• What the exercise asks
Search the data below for the word "Corral" and copy each line that holds it.

• Information supplied
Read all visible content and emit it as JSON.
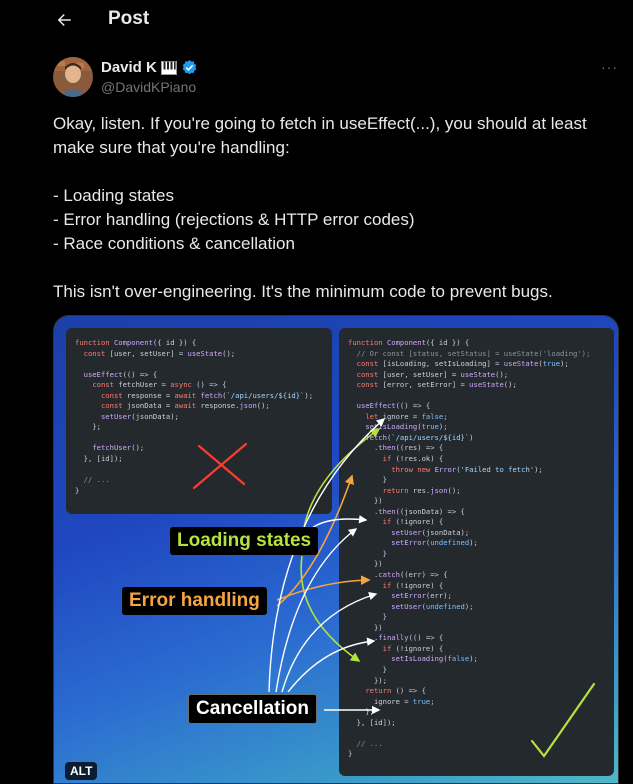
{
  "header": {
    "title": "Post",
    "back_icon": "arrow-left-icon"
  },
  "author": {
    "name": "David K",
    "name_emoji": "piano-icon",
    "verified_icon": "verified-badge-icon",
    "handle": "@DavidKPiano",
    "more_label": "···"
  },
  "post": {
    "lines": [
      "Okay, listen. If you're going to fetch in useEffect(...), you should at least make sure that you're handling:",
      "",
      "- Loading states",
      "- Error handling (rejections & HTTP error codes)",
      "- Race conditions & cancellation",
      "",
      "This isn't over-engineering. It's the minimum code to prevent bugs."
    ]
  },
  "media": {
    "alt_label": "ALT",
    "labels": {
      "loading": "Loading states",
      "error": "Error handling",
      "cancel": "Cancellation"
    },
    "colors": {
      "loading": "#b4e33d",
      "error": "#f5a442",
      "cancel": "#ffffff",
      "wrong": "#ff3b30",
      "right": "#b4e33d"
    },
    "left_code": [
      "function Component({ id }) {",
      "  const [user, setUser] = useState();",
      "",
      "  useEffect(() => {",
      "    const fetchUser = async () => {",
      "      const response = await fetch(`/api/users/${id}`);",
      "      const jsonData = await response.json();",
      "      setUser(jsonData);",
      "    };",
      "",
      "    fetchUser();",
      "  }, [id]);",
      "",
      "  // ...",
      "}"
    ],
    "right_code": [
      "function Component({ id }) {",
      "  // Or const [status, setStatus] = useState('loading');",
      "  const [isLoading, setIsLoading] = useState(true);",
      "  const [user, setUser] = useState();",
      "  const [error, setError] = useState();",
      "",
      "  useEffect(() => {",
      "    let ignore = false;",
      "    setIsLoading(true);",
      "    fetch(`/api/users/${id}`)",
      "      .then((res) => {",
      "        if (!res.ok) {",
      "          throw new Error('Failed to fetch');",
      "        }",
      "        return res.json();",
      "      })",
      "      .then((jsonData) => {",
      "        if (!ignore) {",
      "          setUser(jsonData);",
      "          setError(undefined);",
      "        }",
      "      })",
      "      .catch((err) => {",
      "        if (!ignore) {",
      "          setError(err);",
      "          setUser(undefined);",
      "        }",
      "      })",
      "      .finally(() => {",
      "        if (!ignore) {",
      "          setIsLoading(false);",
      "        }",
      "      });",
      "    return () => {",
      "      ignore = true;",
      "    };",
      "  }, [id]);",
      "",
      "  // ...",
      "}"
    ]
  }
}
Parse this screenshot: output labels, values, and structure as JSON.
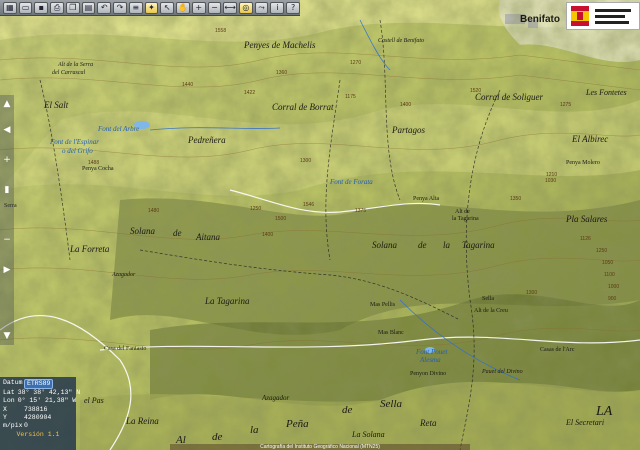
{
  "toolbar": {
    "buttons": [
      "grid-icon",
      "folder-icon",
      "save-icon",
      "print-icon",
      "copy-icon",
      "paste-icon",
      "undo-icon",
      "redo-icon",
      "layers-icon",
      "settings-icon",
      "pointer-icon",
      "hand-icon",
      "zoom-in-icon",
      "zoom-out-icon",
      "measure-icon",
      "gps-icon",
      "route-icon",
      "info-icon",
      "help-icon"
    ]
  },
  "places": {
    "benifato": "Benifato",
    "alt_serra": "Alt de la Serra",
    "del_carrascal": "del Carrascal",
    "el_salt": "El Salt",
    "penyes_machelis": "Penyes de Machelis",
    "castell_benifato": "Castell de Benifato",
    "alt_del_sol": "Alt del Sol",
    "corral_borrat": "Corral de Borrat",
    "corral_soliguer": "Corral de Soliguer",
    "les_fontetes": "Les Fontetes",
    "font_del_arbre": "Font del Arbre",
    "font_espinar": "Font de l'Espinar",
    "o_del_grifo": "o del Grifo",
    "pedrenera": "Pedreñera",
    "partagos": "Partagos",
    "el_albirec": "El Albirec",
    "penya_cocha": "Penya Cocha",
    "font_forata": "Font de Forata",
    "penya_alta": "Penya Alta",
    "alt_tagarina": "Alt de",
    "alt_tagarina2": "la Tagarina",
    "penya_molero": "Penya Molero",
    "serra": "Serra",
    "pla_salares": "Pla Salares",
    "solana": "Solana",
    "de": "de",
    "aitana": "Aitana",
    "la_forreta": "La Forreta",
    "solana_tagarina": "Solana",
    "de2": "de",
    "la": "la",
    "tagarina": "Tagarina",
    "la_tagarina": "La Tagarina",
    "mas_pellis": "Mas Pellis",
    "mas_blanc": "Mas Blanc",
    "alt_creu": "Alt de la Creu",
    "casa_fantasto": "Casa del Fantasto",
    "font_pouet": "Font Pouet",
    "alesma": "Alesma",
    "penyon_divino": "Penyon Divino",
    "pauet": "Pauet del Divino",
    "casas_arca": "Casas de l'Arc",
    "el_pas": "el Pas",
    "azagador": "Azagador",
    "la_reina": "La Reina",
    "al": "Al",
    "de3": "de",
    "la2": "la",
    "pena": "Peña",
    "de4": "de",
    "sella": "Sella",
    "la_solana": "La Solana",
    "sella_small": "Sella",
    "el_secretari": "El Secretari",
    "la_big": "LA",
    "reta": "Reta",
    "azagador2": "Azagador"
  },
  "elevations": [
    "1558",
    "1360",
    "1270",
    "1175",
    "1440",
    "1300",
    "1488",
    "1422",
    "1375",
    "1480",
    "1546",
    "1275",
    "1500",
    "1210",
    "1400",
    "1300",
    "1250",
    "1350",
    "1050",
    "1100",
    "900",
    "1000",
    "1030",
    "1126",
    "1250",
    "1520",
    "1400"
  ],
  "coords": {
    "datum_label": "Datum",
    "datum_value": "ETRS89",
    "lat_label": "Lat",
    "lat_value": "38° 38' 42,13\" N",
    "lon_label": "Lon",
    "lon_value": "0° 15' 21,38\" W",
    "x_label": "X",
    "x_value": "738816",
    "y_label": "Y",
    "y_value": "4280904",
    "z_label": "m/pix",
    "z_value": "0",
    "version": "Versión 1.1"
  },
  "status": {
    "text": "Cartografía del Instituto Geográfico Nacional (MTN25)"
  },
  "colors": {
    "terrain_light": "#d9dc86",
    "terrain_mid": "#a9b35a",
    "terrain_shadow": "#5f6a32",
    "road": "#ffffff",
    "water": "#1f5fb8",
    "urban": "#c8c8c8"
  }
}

* * *

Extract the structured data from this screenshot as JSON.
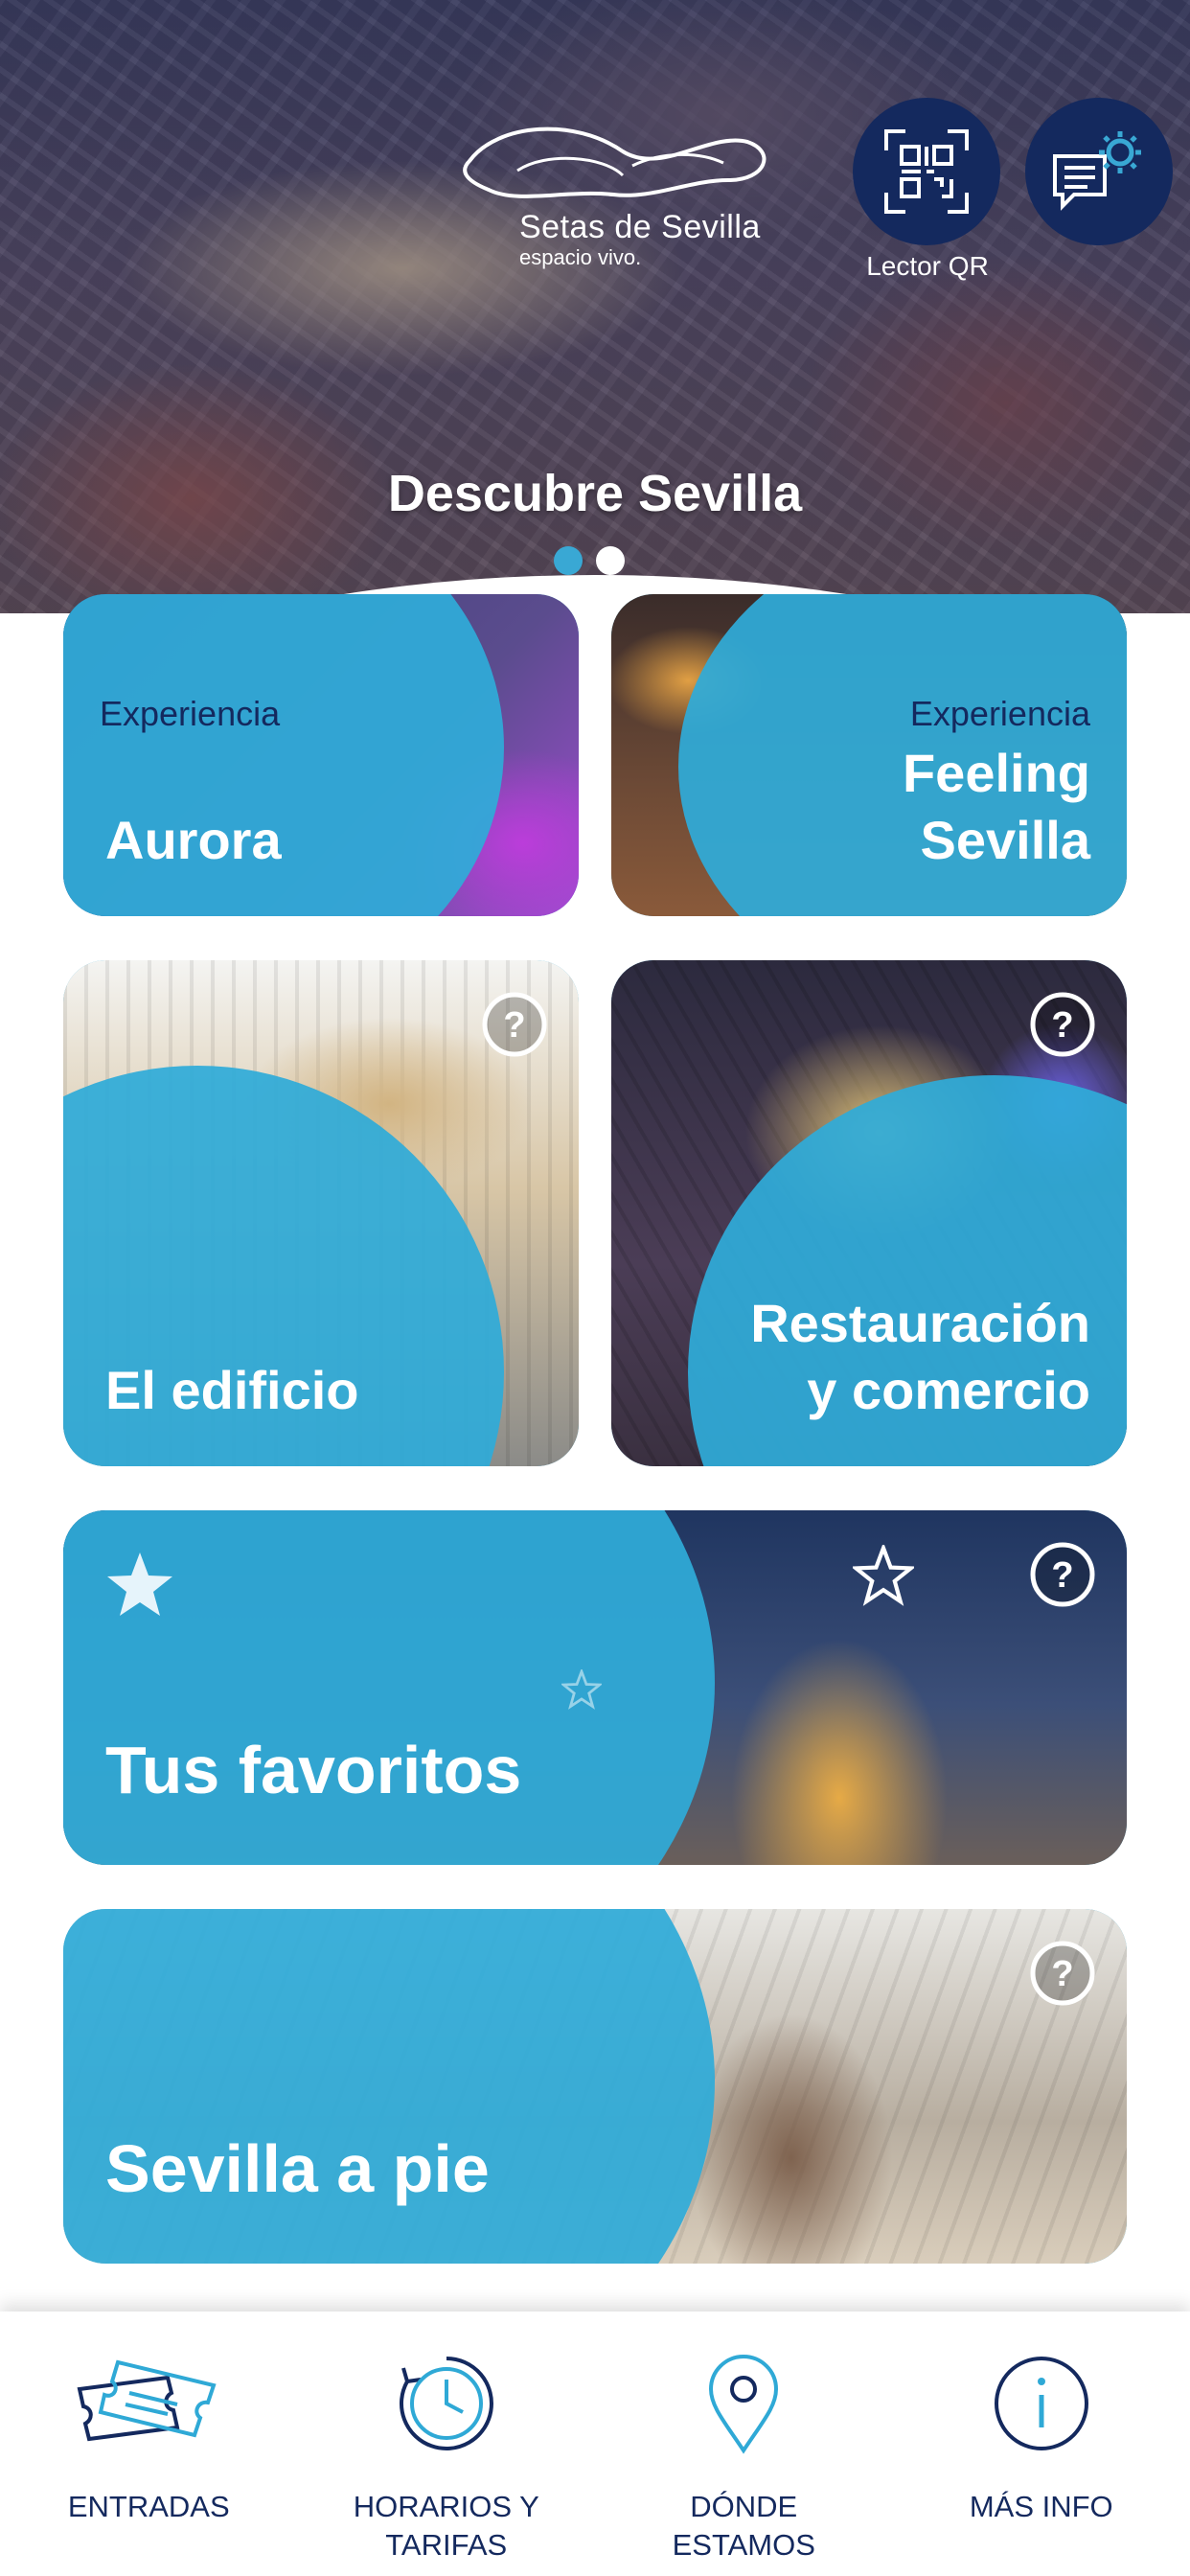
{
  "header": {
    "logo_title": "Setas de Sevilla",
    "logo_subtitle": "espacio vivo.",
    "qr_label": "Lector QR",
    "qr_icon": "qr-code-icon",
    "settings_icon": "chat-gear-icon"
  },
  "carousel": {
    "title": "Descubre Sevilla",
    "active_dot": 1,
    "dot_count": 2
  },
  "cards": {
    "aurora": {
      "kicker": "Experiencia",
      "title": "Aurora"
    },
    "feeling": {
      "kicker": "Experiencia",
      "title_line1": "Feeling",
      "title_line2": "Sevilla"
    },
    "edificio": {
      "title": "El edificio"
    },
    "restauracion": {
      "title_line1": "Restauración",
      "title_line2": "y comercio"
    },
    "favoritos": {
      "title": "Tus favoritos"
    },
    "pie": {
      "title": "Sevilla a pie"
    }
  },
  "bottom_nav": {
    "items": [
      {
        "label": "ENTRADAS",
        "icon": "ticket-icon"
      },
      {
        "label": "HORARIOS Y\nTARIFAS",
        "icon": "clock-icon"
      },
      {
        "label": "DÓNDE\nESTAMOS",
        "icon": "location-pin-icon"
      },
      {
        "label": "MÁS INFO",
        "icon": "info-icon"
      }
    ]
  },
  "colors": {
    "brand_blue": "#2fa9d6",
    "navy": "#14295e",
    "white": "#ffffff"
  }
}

* * *

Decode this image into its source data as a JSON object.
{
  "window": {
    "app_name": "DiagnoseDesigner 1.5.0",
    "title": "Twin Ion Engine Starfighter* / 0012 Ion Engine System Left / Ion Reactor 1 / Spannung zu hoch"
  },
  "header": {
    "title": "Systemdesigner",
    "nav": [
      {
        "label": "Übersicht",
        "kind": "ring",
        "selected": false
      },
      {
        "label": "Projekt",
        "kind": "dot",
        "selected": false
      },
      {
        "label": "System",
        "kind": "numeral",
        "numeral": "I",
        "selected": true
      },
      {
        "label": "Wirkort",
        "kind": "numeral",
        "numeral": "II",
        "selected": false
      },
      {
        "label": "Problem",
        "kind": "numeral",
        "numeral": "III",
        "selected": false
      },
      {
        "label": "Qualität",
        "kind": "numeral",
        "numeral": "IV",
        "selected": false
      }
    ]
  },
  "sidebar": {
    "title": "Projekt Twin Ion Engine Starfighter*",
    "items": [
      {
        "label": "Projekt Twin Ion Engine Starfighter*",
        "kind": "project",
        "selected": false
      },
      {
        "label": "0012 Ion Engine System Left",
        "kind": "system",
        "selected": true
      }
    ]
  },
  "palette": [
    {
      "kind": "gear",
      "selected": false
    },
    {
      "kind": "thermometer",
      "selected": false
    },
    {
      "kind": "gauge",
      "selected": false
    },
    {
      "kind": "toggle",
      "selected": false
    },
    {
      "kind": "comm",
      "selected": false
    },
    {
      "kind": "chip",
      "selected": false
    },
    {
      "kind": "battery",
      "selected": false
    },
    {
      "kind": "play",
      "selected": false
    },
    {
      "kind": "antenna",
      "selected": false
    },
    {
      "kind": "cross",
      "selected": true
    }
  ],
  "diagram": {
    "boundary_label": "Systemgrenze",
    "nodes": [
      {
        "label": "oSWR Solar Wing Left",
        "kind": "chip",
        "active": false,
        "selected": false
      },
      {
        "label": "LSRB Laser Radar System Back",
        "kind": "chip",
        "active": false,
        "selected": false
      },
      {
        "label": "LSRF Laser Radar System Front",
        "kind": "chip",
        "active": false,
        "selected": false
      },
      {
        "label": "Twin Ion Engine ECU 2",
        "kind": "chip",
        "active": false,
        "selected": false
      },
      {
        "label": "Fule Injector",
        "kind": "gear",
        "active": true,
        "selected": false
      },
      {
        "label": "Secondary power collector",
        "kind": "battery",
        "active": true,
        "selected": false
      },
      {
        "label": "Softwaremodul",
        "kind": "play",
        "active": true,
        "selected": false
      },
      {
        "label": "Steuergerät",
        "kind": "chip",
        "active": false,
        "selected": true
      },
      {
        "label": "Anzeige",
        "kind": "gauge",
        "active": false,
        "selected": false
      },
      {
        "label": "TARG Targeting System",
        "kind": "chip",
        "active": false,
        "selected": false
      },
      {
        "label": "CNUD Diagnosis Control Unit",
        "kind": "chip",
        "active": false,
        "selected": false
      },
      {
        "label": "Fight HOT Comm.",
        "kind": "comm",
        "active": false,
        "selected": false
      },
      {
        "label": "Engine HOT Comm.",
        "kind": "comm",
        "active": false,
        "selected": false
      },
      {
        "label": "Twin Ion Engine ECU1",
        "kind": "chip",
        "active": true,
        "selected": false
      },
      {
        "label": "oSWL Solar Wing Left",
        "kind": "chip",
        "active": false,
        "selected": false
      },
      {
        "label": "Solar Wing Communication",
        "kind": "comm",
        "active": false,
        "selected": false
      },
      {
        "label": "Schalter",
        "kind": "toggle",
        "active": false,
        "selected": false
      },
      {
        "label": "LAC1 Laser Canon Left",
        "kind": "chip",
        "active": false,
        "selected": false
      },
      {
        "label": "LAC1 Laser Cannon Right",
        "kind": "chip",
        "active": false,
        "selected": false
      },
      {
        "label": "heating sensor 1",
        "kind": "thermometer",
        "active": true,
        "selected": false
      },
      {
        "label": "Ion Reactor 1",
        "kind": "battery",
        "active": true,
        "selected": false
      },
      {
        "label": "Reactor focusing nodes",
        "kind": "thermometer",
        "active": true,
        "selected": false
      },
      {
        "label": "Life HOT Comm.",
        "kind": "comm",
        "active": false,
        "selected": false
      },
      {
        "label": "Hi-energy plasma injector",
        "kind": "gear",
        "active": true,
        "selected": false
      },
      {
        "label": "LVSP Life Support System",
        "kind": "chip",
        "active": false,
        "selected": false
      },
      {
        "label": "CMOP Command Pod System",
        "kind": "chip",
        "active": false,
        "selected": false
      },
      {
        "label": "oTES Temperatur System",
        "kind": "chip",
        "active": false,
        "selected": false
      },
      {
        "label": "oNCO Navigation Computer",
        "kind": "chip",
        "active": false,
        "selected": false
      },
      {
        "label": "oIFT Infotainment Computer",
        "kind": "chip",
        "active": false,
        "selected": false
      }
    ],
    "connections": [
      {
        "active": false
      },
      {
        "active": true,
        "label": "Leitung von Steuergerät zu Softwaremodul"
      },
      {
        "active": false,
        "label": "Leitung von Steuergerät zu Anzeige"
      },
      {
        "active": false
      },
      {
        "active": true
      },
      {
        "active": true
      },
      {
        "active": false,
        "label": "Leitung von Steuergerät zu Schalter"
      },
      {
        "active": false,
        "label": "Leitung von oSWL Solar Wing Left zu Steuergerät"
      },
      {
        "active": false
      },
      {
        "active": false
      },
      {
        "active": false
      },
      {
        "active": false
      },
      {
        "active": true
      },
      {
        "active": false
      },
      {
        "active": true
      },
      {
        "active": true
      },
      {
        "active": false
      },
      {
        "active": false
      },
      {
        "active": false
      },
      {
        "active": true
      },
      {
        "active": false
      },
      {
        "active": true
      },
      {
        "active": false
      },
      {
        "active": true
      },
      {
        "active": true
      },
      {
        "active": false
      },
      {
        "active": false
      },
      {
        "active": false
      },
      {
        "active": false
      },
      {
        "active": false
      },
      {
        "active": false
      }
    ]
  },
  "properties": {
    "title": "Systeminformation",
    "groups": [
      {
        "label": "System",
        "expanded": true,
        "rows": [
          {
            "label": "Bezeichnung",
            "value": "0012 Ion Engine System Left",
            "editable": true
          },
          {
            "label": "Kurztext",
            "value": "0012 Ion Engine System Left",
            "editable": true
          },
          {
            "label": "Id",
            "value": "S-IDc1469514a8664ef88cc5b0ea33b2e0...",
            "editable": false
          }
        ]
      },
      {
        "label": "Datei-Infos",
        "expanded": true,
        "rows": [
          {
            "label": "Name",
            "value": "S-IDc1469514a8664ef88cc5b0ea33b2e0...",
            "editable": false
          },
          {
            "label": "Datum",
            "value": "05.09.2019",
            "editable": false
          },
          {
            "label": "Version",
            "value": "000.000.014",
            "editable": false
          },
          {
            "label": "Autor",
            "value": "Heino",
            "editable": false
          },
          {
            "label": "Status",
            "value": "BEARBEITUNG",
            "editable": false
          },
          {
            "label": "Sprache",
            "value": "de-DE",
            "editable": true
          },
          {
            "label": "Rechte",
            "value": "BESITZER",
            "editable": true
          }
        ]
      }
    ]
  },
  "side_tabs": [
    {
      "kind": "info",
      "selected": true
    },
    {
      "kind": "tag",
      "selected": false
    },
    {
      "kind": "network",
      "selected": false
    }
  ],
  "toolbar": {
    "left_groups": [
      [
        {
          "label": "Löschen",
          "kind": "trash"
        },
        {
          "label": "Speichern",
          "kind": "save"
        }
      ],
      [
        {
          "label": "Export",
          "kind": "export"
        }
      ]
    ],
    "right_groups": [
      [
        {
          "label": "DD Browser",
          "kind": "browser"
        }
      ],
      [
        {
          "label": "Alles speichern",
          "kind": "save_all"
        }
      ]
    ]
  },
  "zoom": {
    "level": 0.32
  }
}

• Worked answer
    "corral_borrat": "Corral de Borrat",
    "corral_soliguer": "Corral de Soliguer",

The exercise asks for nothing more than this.